• **文档摘录**:

基于Linux内核的应用探测: uprobe

基于Linux内核的应用性能分析技术Linux内核有良好的分层设计，但了解并实时跟踪内核的行为并不容易。为此，Linux内核开发者实现了跟踪点(tracepoint)、性能监测(perf_event)、函数跟踪(ftrace)等功能，用于Linux的调试和性能分析。最近几年已经成熟的eBPF内核子系统带来了内核性能分析技术的飞跃，常用的主要有bcc、bpftrace；二者同属于github的iov

塵觴葉

4169人浏览 · 2022-03-13 20:31:28

塵觴葉 · 2022-03-13 20:31:28 发布

基于Linux内核的应用性能分析技术

Linux内核有良好的分层设计，但了解并实时跟踪内核的行为并不容易。为此，Linux内核开发者实现了跟踪点(tracepoint)、性能监测(perf_event)、函数跟踪(ftrace)等功能，用于Linux的调试和性能分析。最近几年已经成熟的eBPF内核子系统带来了内核性能分析技术的飞跃，常用的主要有bcc、bpftrace；二者同属于github的iovisor用户，直译出来即为“输入输出监测”，即性能监测。这些工具同样可用于应用层的性能分析，这是笔者关注的功能。不过二者在嵌入式设备支持不够完善，原因在于都依赖llvm编译器功能，用于将C代码或bpftrace代码编译成eBPF字节码，并加载到Linux内核中执行。早在2012年Linux内核就加入了uprobe应用探测功能，并提供了sysfs接口；该接口不需要向Linux内核加载eBPF，比较方便在嵌入式设备上使用。不过，bpftrace等工具提供的uprobe探测功能并不依赖sysfs接口，而是直接向Linux内核注入eBPF字节码。

• **所给资料**:

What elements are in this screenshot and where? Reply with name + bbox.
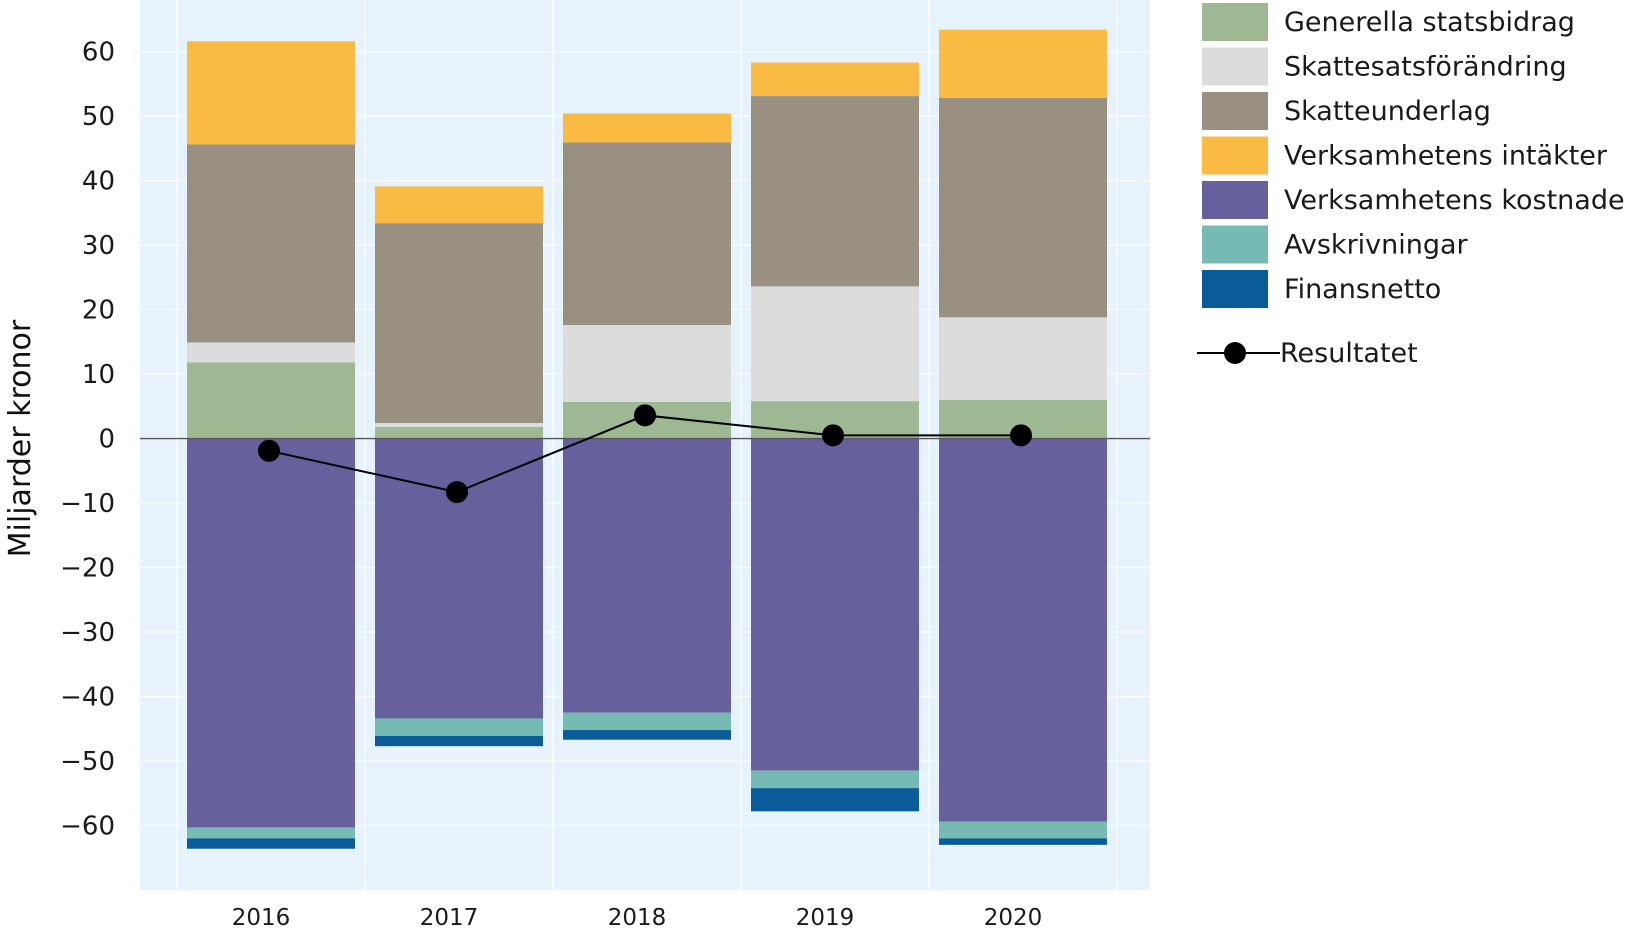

• **练习题目**:
(a) 根据关于uprobe应用探测的文档摘录，Linux内核是在哪一年加入uprobe应用探测功能的？
(b) 请接着关于uprobe应用探测的文档摘录的结尾往下写。

• **最终结果**:
(a) 2012年。

(b)
uprobe跟踪简单应用函数的入参

Linux内核的官方文档对uprobe的接口作了详细的说明，可供参考。笔者编写了以下简单代码：

/* file: registers.c */
/* force usage of `int strerror_r(...), instead of the GNU specific one */
#ifdef _GNU_SOURCE
#undef _GNU_SOURCE
#endif

#include <errno.h>
#include <stdio.h>
#include <string.h>
#include <stdlib.h>
#include <time.h>
#include <sys/types.h>
#include <unistd.h>

int wrapper_strerror(int error,
	unsigned long stkptr, char * description, size_t desclen) __attribute__((noinline));

static void nano_sleep(unsigned int msec)
{
	struct timespec spec;
	spec.tv_sec = (time_t) (msec / 1000);
	spec.tv_nsec = (long) ((msec % 1000) * 1000000);
	nanosleep(&spec, NULL);
}

#define REG_BUFSIZ      512
#define REG_ERRNO_MAX   200
int main(int argc, char *argv[])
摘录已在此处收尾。